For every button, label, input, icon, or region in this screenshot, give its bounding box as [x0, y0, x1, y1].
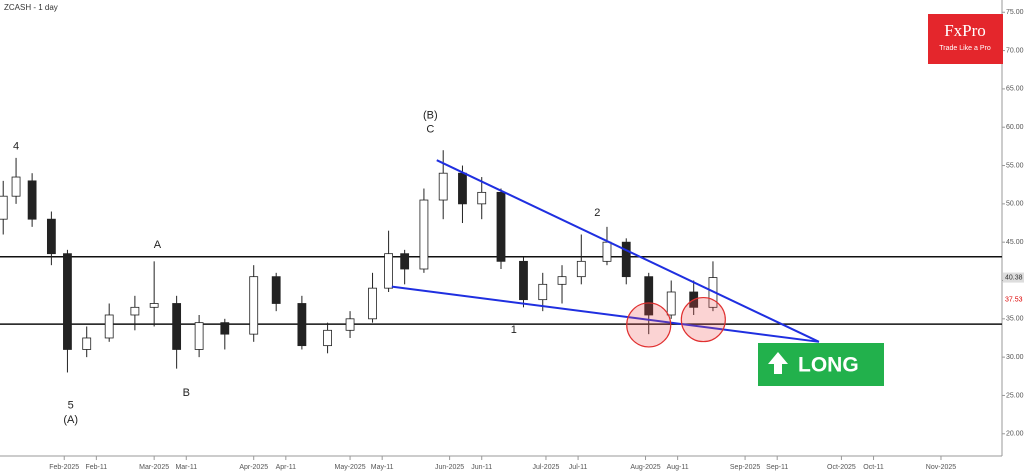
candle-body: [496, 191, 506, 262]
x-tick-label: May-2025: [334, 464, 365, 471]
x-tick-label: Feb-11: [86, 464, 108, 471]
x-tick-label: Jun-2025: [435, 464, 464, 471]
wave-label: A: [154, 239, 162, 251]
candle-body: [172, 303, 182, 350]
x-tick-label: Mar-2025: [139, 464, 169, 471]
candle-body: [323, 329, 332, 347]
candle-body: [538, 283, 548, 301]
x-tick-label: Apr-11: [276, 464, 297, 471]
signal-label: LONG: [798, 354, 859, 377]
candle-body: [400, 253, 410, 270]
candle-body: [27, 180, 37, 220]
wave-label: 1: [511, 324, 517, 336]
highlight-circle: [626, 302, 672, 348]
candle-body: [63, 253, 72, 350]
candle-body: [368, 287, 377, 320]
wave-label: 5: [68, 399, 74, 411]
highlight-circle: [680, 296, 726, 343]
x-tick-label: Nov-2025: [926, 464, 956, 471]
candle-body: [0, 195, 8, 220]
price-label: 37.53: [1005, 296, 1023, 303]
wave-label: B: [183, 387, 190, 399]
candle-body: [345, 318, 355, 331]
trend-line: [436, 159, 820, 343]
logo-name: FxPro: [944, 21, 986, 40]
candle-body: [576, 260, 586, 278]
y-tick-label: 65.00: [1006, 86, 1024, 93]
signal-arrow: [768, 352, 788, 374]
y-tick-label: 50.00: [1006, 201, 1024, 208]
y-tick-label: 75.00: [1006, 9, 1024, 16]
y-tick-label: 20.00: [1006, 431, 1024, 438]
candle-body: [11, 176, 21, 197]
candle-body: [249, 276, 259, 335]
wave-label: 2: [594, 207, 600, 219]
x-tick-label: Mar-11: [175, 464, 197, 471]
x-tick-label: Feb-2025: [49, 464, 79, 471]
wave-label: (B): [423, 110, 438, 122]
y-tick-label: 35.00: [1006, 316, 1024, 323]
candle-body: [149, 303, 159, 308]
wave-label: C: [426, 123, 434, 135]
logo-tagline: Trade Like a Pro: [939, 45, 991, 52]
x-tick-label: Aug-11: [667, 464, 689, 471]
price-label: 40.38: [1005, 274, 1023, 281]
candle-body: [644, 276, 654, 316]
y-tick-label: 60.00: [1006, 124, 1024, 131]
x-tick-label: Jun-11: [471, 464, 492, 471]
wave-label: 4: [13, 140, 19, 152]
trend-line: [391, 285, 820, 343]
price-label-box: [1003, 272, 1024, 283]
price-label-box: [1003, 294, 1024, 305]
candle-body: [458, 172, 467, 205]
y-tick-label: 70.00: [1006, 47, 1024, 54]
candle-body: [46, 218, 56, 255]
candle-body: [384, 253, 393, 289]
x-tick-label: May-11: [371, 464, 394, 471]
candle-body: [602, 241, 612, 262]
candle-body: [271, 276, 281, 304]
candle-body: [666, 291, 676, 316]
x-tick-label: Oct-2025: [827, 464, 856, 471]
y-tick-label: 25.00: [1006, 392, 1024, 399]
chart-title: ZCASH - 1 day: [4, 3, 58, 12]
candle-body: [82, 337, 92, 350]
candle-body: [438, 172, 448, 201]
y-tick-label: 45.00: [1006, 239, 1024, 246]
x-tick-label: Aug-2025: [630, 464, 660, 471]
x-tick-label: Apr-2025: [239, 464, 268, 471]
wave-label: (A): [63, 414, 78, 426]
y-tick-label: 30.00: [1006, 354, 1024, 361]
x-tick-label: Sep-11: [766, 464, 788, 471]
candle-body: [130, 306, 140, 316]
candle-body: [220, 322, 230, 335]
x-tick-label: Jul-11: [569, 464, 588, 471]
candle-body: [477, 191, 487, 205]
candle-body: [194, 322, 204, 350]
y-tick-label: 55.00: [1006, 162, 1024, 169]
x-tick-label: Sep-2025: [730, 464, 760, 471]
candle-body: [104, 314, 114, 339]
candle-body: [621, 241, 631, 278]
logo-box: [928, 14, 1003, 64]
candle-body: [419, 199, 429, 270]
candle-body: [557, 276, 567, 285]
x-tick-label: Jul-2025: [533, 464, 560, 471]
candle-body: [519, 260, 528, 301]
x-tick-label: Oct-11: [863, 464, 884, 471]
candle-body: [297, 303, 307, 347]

------------------------------------

Ricopia tali e quali le righe del materiale, dalla riga con "candle-body: [496, 191, 506, 262]" fino alla riga con "x-tick-label: Apr-11: [276, 464, 297, 471]" compresa.

candle-body: [496, 191, 506, 262]
x-tick-label: May-2025: [334, 464, 365, 471]
x-tick-label: Feb-11: [86, 464, 108, 471]
x-tick-label: Jun-2025: [435, 464, 464, 471]
wave-label: A: [154, 239, 162, 251]
candle-body: [172, 303, 182, 350]
x-tick-label: Mar-2025: [139, 464, 169, 471]
candle-body: [323, 329, 332, 347]
candle-body: [538, 283, 548, 301]
x-tick-label: Apr-11: [276, 464, 297, 471]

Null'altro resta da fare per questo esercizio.